» **Written exercise**: Where a line contains the word "Shows", copy that line.

» **Data to process**:

·····

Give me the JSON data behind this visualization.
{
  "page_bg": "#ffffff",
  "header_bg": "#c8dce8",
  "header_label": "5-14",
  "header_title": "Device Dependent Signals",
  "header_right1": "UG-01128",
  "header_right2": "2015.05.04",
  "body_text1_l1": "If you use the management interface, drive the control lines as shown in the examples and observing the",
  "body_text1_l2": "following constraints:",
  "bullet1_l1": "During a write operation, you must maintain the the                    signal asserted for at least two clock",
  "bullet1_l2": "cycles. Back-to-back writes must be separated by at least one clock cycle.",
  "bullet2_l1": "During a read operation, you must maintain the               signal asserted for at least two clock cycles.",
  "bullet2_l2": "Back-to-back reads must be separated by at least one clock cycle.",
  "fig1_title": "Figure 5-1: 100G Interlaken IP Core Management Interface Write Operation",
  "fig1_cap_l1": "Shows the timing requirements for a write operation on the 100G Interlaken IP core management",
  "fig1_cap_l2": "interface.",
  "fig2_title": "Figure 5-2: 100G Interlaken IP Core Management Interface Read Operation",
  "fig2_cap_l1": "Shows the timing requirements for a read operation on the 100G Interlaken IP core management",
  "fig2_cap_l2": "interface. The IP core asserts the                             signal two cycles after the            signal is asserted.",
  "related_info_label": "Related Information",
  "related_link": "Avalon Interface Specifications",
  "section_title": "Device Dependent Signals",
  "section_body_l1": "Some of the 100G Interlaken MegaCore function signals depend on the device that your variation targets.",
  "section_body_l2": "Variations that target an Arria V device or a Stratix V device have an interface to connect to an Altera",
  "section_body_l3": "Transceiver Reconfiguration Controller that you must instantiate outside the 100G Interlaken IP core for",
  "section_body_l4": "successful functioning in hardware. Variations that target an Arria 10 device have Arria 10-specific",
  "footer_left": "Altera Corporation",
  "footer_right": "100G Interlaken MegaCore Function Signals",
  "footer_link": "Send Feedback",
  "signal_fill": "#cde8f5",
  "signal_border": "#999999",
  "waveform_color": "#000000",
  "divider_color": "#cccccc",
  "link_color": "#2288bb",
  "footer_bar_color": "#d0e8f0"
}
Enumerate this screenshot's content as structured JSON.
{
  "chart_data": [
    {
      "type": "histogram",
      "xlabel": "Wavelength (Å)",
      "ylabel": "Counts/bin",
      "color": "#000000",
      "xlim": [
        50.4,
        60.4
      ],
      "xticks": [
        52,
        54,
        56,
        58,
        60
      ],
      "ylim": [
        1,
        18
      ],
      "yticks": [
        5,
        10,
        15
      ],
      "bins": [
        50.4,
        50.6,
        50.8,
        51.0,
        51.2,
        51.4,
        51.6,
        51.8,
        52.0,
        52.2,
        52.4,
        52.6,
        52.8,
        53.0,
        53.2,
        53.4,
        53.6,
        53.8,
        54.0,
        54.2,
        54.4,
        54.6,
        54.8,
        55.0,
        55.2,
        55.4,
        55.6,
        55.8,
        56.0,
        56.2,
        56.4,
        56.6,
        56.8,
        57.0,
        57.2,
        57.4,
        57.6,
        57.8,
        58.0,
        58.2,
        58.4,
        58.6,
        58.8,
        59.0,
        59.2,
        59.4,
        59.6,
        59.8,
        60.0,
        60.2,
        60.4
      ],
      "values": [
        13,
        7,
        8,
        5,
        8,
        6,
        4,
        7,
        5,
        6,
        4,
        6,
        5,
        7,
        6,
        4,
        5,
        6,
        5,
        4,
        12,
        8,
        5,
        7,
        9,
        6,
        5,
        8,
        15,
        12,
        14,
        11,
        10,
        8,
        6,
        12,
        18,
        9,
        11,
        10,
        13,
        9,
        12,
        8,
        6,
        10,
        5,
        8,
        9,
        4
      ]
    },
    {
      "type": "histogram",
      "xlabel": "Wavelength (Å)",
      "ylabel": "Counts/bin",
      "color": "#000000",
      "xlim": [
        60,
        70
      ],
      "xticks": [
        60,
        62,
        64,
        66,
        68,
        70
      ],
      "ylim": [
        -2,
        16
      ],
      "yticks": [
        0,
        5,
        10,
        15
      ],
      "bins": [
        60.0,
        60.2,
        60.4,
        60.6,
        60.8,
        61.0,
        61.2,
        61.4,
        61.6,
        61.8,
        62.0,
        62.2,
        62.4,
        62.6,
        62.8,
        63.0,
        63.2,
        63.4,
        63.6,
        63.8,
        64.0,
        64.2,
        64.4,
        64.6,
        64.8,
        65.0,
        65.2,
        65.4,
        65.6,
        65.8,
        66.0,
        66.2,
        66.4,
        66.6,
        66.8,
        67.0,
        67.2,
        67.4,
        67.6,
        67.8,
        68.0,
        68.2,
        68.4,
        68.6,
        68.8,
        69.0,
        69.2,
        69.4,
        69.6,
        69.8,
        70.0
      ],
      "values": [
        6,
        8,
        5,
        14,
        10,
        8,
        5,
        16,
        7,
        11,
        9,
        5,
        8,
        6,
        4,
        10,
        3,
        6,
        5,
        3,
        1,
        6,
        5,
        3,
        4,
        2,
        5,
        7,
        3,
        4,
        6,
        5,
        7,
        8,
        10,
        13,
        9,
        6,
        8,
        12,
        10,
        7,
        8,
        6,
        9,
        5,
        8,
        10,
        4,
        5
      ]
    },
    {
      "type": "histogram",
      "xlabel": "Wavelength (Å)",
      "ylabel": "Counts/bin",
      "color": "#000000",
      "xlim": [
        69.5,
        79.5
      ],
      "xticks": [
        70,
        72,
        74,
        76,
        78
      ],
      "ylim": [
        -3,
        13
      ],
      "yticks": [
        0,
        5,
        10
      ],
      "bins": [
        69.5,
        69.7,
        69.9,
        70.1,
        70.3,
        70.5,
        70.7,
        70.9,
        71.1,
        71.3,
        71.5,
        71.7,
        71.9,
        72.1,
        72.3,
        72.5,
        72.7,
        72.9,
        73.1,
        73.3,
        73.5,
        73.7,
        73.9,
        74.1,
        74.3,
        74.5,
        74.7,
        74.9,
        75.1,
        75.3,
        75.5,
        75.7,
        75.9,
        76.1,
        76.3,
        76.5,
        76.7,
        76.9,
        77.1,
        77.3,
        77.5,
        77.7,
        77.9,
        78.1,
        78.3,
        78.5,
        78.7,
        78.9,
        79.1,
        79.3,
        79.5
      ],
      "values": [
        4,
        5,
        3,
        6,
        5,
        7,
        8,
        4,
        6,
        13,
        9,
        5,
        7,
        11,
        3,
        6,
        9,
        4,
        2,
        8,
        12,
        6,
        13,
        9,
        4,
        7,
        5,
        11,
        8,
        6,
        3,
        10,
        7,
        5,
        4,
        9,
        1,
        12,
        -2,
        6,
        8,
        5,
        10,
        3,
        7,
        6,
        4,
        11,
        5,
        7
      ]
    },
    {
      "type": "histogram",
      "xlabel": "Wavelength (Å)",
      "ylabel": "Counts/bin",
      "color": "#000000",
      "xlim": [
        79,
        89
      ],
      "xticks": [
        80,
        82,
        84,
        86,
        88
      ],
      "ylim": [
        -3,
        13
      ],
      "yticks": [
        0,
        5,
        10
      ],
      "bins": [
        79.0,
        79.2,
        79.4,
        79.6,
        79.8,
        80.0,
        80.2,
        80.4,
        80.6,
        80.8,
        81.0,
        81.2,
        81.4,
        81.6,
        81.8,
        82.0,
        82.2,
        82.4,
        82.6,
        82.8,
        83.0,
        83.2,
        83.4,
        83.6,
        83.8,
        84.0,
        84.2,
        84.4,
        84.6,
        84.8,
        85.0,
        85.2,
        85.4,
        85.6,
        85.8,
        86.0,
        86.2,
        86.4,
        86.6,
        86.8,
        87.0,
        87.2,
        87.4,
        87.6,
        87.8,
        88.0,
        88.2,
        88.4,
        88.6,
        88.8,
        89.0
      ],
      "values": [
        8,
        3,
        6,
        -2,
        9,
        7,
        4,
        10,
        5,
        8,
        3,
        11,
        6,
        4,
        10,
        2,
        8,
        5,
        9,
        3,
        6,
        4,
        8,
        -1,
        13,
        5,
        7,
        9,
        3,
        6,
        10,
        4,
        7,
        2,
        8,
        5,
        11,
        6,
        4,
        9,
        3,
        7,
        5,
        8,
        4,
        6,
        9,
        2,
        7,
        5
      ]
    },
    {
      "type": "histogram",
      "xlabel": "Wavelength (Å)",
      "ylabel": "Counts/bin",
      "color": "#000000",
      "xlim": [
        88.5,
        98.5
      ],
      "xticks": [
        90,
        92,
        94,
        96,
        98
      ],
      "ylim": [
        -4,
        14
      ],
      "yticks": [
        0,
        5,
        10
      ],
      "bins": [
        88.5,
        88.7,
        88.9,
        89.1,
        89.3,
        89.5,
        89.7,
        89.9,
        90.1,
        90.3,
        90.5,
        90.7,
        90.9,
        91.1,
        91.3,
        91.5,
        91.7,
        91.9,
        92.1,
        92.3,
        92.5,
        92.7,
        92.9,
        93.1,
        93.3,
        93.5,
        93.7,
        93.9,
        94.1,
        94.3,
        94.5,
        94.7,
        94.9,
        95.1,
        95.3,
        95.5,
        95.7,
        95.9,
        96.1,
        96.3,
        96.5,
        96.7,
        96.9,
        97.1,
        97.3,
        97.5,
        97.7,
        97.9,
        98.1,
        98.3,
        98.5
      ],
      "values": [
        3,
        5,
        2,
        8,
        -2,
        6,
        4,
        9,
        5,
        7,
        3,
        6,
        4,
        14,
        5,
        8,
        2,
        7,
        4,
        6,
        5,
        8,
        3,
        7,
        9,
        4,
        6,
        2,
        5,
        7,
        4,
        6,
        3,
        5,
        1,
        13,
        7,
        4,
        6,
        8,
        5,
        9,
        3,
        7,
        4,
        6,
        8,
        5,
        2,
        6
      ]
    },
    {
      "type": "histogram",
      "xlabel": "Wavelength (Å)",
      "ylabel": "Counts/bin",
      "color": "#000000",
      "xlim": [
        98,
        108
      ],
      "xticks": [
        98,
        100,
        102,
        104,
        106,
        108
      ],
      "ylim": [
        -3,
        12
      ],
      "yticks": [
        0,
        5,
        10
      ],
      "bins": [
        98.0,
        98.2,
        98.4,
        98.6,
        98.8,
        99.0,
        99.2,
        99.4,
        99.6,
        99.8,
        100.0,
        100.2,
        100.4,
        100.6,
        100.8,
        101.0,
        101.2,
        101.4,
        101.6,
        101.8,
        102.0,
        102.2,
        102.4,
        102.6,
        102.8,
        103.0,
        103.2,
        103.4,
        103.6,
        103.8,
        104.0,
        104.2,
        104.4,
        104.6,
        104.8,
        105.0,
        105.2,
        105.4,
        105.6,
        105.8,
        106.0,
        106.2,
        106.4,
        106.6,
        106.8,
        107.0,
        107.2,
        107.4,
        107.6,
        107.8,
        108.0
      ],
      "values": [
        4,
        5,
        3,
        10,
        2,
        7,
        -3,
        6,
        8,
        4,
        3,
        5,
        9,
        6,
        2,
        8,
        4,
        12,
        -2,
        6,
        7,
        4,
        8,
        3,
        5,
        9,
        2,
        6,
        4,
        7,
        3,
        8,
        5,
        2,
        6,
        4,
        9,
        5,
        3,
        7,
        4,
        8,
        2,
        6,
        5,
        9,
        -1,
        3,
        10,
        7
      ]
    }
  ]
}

·····

» **Solution**:
  "fig1_cap_l1": "Shows the timing requirements for a write operation on the 100G Interlaken IP core management",
  "fig2_cap_l1": "Shows the timing requirements for a read operation on the 100G Interlaken IP core management",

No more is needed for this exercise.